* start INPUT DATA *
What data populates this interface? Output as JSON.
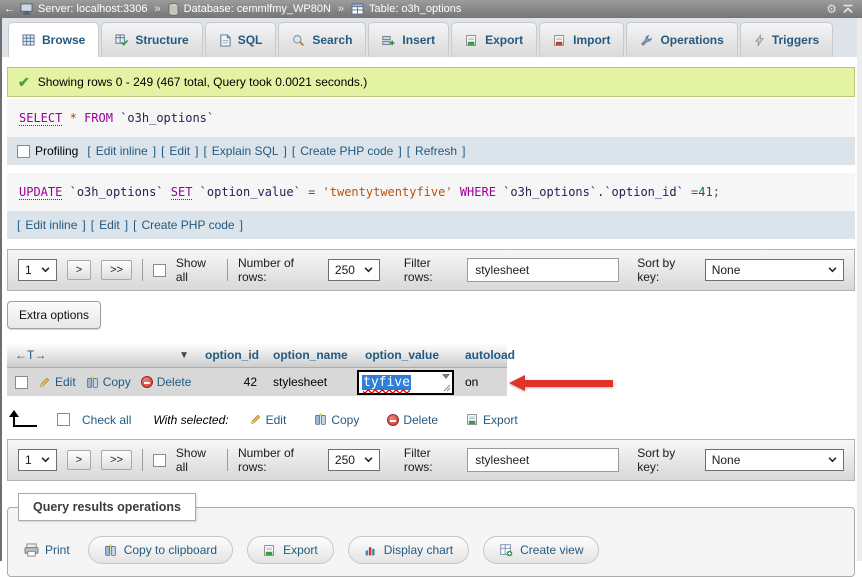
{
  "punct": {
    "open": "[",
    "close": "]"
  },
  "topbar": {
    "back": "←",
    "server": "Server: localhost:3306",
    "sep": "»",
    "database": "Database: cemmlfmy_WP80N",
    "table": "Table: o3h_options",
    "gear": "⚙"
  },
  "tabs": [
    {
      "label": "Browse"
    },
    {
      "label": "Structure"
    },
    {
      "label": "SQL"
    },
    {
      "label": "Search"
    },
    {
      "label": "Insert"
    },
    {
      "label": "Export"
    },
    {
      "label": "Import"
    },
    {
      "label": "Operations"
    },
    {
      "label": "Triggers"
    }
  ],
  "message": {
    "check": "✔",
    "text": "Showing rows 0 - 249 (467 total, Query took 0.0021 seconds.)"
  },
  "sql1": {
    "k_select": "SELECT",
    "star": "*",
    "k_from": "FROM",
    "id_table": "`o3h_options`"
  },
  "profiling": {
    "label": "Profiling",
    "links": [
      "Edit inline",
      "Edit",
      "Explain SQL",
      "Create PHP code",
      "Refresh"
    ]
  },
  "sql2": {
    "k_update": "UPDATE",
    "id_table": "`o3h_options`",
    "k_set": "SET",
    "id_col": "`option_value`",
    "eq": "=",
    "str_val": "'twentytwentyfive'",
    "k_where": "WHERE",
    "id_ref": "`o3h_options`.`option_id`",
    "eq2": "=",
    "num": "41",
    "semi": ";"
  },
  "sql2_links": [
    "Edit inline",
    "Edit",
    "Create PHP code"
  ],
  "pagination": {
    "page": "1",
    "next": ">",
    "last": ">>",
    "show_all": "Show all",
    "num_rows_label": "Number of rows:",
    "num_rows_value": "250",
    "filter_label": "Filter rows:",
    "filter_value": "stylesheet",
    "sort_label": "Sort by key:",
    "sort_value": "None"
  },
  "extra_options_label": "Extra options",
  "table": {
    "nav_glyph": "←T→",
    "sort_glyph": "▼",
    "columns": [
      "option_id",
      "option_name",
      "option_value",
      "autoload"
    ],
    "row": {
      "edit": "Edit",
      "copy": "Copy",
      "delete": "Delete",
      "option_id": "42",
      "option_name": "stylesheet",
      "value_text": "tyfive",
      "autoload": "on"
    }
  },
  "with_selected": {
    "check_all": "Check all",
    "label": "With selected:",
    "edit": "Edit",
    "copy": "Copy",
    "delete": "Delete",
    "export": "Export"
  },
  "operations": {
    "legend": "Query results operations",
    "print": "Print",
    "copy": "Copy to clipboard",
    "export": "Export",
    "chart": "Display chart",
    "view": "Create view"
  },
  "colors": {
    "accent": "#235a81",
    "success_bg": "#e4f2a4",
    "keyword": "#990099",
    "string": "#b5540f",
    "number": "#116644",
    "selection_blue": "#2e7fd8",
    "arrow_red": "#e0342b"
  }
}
* end INPUT DATA *
OBJECTIVE: Which lines contain "Edit"? Show each of them.

EXERCISE RESULT:
      "Edit inline",
      "Edit",
    "Edit inline",
    "Edit",
      "edit": "Edit",
    "edit": "Edit",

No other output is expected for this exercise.